• **YOUR TASK**
Search the records for "规费和路面风险" and copy each line that holds it.

# START OF LISTED ENTRIES

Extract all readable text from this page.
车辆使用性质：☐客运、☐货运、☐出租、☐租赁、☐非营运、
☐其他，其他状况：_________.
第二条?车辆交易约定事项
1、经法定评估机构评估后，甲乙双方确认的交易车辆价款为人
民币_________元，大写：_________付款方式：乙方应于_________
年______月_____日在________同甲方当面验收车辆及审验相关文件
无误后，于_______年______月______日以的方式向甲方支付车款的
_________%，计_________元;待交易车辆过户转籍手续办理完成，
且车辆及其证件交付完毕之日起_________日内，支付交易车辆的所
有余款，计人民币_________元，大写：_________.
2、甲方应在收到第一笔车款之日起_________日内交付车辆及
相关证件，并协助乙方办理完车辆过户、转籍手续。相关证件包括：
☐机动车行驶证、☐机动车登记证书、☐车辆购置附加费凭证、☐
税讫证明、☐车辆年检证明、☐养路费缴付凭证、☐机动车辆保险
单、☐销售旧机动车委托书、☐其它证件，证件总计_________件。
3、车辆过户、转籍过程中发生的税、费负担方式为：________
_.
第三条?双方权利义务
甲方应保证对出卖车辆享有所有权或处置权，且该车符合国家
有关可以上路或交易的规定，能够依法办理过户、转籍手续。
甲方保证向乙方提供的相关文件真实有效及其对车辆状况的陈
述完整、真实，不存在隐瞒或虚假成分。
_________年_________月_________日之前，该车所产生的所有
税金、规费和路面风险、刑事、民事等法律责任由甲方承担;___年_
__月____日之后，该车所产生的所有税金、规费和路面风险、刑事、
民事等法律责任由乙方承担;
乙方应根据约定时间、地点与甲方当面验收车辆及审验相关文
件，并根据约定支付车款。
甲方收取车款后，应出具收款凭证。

# END OF LISTED ENTRIES

• **SOLUTION TO THE EXERCISE**
税金、规费和路面风险、刑事、民事等法律责任由甲方承担;___年_
__月____日之后，该车所产生的所有税金、规费和路面风险、刑事、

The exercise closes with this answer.